§ **Given exercise**
Below, find each line holding "Expressway" and state how many there are, using the number alone.

§ **Data section**
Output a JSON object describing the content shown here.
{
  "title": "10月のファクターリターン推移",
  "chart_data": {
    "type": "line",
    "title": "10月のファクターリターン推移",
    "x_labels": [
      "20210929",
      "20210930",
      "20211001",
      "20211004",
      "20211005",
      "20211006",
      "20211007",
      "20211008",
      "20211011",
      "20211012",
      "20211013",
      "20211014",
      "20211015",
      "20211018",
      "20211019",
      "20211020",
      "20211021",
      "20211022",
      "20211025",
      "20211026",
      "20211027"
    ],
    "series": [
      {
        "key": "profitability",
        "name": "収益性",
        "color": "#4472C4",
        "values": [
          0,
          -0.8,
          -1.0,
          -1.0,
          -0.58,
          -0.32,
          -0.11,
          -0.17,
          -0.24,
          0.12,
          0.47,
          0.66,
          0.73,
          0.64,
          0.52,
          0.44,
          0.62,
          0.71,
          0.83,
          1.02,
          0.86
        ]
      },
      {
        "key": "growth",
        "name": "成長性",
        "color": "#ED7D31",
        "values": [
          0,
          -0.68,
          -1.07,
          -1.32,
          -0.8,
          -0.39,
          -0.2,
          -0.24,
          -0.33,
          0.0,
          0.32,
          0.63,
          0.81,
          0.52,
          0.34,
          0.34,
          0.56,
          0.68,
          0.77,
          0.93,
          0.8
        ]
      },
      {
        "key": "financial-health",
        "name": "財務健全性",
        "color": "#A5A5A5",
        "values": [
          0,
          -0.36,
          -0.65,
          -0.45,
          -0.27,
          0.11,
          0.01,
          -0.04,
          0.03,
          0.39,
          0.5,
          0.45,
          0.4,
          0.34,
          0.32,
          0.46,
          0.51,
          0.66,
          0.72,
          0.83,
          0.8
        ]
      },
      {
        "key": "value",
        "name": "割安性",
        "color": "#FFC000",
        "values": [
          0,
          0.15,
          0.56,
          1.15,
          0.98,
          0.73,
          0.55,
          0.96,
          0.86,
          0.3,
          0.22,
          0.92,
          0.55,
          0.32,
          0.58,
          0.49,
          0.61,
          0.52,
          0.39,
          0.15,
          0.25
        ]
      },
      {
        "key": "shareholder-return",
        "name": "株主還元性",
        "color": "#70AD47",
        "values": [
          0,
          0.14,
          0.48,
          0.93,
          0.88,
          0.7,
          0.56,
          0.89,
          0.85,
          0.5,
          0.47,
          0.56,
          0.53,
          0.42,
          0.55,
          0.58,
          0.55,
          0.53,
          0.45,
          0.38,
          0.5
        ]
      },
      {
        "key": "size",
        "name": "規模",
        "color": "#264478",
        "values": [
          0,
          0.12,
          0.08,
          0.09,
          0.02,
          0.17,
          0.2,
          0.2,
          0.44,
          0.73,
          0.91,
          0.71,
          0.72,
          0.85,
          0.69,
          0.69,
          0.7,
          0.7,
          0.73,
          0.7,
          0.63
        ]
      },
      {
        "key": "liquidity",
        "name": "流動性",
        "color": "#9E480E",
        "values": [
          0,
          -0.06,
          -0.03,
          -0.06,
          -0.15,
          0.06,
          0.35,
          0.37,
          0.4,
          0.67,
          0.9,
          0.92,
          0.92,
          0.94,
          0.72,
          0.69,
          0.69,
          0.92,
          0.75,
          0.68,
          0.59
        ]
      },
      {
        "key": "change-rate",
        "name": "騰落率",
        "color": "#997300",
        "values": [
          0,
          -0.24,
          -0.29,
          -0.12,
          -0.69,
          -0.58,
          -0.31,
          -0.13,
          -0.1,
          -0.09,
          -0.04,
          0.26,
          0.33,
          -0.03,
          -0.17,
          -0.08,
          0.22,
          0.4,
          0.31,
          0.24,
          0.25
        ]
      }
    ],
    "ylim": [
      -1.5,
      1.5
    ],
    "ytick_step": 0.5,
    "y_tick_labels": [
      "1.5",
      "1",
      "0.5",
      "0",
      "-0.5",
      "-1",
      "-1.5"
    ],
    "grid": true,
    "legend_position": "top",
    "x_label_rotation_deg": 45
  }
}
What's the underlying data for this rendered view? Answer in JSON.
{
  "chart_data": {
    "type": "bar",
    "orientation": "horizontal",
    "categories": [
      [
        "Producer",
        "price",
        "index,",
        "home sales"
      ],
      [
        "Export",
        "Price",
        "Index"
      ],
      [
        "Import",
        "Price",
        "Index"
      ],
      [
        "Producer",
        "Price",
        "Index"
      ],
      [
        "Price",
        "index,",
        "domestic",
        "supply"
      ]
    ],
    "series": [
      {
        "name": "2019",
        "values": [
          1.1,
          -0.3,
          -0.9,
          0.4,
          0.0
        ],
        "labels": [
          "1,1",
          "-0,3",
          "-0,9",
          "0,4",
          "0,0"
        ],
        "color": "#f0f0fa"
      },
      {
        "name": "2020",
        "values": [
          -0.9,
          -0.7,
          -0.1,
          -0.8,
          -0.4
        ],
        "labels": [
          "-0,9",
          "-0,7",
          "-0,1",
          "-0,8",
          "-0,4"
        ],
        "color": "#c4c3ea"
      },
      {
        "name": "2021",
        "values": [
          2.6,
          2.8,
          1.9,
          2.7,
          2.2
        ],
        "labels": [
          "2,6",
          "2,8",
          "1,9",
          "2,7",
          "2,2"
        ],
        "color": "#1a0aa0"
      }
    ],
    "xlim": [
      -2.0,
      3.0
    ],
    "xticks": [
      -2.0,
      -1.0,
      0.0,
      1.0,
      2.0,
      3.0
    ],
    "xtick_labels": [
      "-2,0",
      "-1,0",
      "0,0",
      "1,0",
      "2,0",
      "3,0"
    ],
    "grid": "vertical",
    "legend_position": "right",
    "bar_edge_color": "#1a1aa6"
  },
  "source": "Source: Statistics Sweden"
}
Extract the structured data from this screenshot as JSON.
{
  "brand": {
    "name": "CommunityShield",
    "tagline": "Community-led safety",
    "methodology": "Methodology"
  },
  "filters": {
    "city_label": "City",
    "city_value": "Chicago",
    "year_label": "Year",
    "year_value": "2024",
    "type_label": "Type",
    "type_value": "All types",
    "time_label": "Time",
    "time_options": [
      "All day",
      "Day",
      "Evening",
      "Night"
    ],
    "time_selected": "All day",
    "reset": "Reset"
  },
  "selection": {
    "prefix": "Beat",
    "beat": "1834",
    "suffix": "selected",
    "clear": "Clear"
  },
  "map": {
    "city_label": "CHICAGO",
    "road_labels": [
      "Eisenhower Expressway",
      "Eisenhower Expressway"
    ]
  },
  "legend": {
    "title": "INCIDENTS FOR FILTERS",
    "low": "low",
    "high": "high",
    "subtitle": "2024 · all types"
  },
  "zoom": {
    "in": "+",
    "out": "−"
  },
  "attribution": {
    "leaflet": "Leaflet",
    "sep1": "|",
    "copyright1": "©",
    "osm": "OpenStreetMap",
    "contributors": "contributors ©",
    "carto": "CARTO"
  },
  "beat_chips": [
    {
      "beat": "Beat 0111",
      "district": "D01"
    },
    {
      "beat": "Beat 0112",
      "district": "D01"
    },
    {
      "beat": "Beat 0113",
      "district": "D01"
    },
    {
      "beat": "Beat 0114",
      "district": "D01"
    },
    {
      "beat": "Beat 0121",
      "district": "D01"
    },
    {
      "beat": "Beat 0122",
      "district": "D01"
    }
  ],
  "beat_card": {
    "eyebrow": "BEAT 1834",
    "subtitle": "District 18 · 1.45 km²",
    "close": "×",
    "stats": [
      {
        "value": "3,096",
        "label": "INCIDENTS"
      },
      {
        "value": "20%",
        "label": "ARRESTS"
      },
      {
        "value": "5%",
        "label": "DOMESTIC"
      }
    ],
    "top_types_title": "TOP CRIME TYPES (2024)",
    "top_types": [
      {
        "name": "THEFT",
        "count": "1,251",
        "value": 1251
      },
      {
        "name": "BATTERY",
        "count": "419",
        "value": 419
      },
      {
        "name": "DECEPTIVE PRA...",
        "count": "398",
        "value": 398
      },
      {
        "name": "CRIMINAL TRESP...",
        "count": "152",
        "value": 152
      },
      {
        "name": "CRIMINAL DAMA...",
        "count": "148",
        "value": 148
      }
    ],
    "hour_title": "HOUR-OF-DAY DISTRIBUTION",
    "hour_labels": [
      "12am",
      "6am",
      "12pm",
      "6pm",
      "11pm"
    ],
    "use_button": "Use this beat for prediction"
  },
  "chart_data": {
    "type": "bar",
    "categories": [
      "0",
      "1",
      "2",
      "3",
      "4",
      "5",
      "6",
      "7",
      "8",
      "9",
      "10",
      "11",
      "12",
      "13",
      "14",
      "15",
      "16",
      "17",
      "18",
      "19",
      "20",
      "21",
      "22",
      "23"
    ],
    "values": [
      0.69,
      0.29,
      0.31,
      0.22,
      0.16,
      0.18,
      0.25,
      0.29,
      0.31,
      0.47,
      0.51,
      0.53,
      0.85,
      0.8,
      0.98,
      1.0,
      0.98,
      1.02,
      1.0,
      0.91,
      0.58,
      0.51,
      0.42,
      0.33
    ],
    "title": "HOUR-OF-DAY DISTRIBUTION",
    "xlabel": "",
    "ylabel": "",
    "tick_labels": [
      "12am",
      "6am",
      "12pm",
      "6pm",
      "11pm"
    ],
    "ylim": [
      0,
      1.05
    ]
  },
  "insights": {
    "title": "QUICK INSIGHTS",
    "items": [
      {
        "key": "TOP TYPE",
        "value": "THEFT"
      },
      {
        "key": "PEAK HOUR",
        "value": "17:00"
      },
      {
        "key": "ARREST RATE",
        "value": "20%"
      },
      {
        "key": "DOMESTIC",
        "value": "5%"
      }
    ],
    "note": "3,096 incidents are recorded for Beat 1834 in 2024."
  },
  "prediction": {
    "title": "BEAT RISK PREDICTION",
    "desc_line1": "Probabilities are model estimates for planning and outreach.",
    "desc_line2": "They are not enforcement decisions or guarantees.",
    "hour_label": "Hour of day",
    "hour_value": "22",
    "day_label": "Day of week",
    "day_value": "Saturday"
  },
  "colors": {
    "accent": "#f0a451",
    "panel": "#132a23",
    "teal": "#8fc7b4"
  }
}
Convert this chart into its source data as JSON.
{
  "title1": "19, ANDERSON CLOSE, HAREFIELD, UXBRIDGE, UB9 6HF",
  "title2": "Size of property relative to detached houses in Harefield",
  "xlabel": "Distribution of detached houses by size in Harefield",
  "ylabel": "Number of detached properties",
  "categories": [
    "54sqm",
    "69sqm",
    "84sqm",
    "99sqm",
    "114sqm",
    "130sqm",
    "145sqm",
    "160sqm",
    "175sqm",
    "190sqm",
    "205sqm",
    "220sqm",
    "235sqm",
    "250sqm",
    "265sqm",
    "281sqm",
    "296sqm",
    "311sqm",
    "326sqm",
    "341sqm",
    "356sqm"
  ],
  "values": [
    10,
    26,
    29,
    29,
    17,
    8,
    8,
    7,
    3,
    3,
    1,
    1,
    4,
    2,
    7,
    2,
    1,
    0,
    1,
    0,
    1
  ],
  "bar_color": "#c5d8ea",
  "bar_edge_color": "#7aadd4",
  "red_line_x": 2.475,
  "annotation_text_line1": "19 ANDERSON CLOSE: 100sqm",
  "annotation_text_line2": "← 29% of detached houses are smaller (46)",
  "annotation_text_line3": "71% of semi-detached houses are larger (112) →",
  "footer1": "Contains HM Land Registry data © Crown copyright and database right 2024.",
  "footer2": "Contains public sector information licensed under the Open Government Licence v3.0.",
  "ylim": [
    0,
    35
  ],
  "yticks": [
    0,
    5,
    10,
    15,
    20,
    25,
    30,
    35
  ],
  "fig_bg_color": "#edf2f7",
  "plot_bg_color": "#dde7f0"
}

§ **Answer for this exercise**
2